## Exercise
Reproduce every line in the listing that contains the word "Козет".

=======

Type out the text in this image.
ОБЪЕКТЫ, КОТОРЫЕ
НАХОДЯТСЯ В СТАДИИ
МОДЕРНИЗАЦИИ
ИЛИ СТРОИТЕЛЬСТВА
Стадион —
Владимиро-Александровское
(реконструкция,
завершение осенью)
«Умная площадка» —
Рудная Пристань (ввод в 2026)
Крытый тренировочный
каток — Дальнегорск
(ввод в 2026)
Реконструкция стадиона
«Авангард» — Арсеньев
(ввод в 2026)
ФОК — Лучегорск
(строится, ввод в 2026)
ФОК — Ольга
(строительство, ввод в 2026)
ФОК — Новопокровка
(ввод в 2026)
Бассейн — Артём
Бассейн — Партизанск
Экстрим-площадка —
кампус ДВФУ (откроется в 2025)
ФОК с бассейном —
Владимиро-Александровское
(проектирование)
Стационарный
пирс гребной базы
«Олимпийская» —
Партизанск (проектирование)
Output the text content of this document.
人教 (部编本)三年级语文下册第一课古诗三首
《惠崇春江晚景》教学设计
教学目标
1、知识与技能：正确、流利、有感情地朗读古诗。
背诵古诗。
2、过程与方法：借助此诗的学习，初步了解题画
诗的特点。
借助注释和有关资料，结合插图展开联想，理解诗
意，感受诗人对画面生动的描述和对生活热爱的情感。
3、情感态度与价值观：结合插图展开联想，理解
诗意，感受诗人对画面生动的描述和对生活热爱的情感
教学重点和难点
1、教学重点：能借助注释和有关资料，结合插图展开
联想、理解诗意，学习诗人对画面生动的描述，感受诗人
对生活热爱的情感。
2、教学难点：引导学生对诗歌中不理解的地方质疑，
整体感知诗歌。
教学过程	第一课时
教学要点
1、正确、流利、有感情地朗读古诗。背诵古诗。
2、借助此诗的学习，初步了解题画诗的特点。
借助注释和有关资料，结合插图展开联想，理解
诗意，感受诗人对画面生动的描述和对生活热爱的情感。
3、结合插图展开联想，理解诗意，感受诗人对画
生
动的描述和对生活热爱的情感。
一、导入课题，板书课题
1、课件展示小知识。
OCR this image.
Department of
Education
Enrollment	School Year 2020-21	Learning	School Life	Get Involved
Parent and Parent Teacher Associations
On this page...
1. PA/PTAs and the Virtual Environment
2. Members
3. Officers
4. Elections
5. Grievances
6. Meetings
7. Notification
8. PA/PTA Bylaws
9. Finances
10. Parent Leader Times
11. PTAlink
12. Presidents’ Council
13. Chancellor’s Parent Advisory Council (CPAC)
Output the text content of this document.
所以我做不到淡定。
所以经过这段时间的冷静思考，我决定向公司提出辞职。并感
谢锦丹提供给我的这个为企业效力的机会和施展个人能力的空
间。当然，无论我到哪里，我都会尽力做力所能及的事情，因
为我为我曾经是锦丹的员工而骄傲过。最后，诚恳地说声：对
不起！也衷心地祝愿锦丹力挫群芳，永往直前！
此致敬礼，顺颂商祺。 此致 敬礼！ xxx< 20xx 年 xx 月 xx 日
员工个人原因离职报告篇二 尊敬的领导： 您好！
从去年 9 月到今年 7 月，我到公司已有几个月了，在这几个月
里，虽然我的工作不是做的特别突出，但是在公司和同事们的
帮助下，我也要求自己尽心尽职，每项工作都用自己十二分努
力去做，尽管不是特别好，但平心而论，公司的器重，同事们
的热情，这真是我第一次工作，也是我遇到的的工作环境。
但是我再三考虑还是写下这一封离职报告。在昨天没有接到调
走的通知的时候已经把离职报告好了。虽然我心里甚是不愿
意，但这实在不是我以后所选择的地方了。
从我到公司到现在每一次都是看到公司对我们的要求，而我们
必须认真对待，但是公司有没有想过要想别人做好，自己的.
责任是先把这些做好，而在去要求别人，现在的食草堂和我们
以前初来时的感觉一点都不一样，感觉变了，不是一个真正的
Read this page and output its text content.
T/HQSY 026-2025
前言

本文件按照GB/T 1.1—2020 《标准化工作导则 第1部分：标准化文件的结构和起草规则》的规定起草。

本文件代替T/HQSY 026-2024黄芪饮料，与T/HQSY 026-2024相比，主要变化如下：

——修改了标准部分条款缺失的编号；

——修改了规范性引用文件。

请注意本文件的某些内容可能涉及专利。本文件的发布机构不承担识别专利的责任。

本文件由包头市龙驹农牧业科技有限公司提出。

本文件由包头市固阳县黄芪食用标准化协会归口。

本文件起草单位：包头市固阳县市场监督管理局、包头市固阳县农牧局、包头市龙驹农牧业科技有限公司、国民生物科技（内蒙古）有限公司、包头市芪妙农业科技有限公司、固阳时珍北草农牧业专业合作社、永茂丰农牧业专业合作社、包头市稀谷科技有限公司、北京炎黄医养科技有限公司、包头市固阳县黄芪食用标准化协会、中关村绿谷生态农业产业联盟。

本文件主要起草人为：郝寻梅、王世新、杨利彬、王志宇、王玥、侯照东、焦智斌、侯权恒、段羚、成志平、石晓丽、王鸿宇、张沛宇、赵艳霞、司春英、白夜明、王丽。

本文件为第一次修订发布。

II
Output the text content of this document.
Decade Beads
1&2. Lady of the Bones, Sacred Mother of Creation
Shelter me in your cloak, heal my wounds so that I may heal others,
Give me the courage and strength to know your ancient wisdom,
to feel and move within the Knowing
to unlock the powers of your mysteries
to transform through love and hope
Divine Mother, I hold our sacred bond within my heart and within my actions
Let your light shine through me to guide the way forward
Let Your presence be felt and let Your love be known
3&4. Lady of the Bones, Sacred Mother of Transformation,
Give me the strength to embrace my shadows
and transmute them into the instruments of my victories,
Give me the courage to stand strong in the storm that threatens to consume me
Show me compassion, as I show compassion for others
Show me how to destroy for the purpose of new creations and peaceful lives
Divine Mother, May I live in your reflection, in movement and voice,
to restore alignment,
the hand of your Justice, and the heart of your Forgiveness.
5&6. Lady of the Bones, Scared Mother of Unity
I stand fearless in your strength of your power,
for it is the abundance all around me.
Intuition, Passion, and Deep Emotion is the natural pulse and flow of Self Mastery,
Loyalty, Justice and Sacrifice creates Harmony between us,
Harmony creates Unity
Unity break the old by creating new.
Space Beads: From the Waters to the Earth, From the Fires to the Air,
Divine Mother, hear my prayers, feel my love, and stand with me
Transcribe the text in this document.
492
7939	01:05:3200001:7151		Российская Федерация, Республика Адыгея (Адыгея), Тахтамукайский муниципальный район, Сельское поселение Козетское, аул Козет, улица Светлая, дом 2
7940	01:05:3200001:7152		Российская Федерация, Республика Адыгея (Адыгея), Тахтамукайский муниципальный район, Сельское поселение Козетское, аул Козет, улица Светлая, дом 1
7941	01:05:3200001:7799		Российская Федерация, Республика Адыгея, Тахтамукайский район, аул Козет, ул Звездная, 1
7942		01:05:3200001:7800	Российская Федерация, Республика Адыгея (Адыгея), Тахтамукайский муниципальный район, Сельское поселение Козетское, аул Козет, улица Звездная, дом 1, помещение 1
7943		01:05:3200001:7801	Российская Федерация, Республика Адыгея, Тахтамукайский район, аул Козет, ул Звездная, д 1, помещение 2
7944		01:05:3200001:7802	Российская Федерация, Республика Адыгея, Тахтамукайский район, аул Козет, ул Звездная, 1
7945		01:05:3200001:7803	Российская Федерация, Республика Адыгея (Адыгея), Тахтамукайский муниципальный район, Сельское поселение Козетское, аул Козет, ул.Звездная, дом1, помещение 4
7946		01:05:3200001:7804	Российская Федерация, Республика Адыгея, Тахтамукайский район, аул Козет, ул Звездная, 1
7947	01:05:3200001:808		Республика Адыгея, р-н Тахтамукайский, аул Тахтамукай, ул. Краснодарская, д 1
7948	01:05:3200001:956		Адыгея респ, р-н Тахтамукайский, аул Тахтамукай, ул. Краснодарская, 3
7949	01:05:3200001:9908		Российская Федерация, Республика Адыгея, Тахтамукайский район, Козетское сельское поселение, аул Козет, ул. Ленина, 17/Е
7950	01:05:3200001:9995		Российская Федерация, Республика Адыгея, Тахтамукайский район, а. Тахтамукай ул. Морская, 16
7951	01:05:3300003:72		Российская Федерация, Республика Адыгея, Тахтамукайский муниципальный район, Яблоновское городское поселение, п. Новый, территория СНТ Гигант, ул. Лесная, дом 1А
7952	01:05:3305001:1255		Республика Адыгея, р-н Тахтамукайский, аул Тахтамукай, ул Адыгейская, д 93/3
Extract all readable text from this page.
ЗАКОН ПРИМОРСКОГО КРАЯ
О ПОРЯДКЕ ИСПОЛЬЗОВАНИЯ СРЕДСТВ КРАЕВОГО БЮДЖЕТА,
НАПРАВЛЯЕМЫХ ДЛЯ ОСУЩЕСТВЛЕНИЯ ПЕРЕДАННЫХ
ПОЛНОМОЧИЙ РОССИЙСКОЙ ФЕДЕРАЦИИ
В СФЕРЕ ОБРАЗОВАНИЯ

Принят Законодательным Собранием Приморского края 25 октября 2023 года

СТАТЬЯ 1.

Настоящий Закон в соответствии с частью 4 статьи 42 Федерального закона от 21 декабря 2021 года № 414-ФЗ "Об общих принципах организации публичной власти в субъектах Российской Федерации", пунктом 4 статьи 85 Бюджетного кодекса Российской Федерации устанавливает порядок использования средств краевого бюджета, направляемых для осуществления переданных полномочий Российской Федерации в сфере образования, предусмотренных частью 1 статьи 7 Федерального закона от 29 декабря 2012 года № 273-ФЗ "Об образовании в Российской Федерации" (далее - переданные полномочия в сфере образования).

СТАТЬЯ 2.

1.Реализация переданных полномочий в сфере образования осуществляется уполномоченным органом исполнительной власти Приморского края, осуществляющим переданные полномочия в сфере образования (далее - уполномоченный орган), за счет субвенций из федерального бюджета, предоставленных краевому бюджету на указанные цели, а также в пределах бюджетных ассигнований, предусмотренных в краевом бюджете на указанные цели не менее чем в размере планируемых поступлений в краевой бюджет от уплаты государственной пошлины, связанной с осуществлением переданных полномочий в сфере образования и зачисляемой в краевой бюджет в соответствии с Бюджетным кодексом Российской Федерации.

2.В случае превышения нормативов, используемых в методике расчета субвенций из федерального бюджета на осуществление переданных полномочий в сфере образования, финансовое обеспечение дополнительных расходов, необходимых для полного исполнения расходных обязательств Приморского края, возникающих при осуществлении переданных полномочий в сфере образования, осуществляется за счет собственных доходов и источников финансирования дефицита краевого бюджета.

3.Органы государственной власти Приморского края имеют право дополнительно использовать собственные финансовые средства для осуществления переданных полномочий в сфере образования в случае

=======

## Response to this exercise
7939	01:05:3200001:7151		Российская Федерация, Республика Адыгея (Адыгея), Тахтамукайский муниципальный район, Сельское поселение Козетское, аул Козет, улица Светлая, дом 2
7940	01:05:3200001:7152		Российская Федерация, Республика Адыгея (Адыгея), Тахтамукайский муниципальный район, Сельское поселение Козетское, аул Козет, улица Светлая, дом 1
7941	01:05:3200001:7799		Российская Федерация, Республика Адыгея, Тахтамукайский район, аул Козет, ул Звездная, 1
7942		01:05:3200001:7800	Российская Федерация, Республика Адыгея (Адыгея), Тахтамукайский муниципальный район, Сельское поселение Козетское, аул Козет, улица Звездная, дом 1, помещение 1
7943		01:05:3200001:7801	Российская Федерация, Республика Адыгея, Тахтамукайский район, аул Козет, ул Звездная, д 1, помещение 2
7944		01:05:3200001:7802	Российская Федерация, Республика Адыгея, Тахтамукайский район, аул Козет, ул Звездная, 1
7945		01:05:3200001:7803	Российская Федерация, Республика Адыгея (Адыгея), Тахтамукайский муниципальный район, Сельское поселение Козетское, аул Козет, ул.Звездная, дом1, помещение 4
7946		01:05:3200001:7804	Российская Федерация, Республика Адыгея, Тахтамукайский район, аул Козет, ул Звездная, 1
7949	01:05:3200001:9908		Российская Федерация, Республика Адыгея, Тахтамукайский район, Козетское сельское поселение, аул Козет, ул. Ленина, 17/Е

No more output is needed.